| Dataset excerpts |
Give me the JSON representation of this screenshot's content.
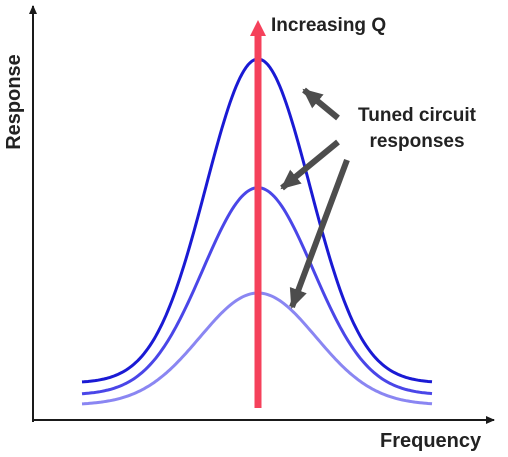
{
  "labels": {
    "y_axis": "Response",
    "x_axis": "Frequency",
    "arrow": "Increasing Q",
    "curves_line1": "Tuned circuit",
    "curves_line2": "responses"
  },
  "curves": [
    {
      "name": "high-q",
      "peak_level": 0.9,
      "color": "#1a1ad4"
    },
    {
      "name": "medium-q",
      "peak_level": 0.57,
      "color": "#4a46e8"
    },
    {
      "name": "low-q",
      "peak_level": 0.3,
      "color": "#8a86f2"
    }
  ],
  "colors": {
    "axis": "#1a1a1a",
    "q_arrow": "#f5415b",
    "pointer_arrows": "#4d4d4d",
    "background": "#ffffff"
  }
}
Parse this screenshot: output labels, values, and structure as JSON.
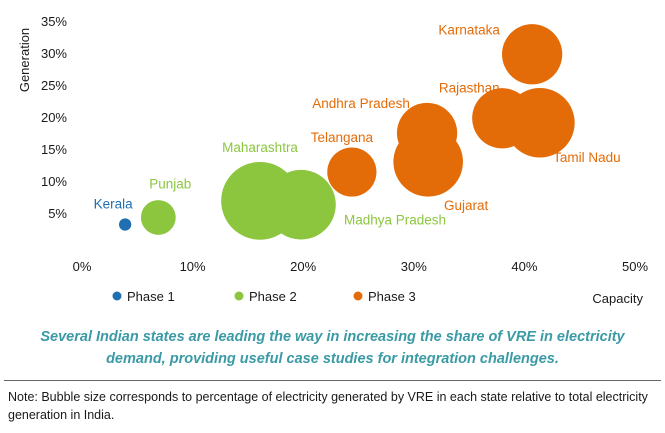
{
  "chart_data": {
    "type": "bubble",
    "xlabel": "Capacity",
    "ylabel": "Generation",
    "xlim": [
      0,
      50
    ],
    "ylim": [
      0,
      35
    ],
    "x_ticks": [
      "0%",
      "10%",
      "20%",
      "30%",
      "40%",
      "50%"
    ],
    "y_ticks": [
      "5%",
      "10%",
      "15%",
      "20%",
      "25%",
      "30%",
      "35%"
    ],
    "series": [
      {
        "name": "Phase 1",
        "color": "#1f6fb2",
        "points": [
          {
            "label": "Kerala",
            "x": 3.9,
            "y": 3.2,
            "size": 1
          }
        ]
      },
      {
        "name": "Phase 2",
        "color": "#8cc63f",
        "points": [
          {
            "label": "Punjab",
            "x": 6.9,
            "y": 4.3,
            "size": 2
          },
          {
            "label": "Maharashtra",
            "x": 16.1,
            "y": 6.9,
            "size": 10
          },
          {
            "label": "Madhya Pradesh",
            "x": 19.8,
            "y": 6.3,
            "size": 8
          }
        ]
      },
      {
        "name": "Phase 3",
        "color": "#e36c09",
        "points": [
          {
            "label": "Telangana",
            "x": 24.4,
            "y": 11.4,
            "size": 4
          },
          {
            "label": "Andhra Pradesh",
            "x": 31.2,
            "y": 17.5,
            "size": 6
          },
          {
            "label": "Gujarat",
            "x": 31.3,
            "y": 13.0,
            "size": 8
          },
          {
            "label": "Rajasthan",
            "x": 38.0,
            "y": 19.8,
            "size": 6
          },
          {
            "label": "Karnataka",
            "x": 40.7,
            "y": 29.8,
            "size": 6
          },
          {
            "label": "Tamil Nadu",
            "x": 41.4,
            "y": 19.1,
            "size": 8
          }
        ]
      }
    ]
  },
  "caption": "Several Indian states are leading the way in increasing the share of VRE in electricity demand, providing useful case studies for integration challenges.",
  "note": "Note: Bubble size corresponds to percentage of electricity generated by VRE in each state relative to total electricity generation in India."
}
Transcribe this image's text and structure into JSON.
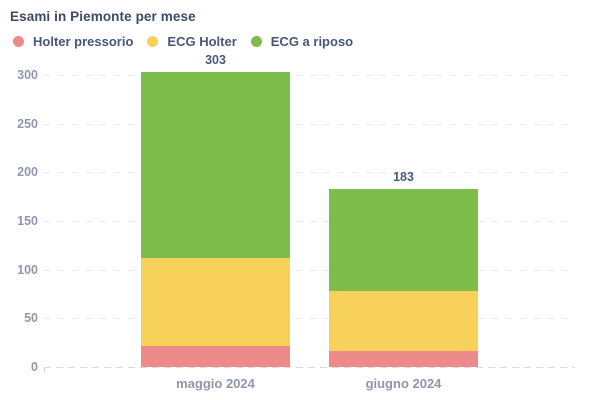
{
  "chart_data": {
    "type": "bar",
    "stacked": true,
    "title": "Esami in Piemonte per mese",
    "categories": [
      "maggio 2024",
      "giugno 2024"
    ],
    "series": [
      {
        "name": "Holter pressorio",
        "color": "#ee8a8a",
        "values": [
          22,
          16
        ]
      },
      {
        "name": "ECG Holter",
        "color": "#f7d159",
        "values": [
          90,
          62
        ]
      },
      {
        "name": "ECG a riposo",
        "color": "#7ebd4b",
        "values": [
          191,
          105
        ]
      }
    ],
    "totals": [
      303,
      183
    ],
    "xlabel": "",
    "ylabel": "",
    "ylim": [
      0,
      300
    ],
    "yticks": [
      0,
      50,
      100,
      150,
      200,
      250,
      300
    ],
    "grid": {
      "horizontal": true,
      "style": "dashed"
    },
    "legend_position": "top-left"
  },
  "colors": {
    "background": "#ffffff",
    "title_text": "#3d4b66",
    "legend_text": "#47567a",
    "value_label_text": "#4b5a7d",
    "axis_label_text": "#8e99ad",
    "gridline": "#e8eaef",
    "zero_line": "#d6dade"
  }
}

* * *

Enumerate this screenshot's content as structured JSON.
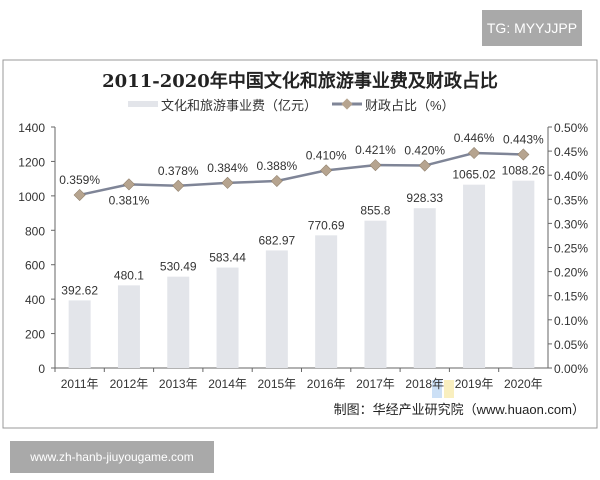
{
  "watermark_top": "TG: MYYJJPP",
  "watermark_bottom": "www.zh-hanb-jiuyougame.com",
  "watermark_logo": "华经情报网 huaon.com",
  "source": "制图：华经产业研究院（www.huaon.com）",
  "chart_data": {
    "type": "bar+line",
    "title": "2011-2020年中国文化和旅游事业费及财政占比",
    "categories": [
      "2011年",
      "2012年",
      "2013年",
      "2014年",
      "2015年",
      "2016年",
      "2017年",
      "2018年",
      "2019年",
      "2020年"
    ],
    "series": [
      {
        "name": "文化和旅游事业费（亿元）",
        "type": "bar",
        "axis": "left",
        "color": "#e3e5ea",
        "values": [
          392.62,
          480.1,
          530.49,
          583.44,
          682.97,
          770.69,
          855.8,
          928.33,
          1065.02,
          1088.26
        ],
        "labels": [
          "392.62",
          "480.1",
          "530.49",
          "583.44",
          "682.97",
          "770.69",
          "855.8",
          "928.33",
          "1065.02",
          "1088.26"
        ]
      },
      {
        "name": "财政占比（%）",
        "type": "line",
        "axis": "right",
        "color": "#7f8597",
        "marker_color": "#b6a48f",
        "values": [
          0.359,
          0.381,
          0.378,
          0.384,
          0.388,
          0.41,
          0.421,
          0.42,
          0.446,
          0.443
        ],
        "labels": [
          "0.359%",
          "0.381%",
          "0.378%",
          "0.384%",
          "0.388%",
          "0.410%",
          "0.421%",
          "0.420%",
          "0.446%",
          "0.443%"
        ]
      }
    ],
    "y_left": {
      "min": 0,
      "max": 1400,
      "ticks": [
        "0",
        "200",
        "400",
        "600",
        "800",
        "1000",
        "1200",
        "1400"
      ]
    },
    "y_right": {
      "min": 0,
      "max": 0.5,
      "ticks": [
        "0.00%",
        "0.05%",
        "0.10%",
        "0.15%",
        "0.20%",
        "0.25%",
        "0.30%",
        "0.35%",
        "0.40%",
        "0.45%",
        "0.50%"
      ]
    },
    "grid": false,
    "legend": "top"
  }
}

| Task objective |
Go through the records and gather the lines that hold "ffffff".

| Finished answer |
    "background": "#ffffff"
    "background": "#ffffff",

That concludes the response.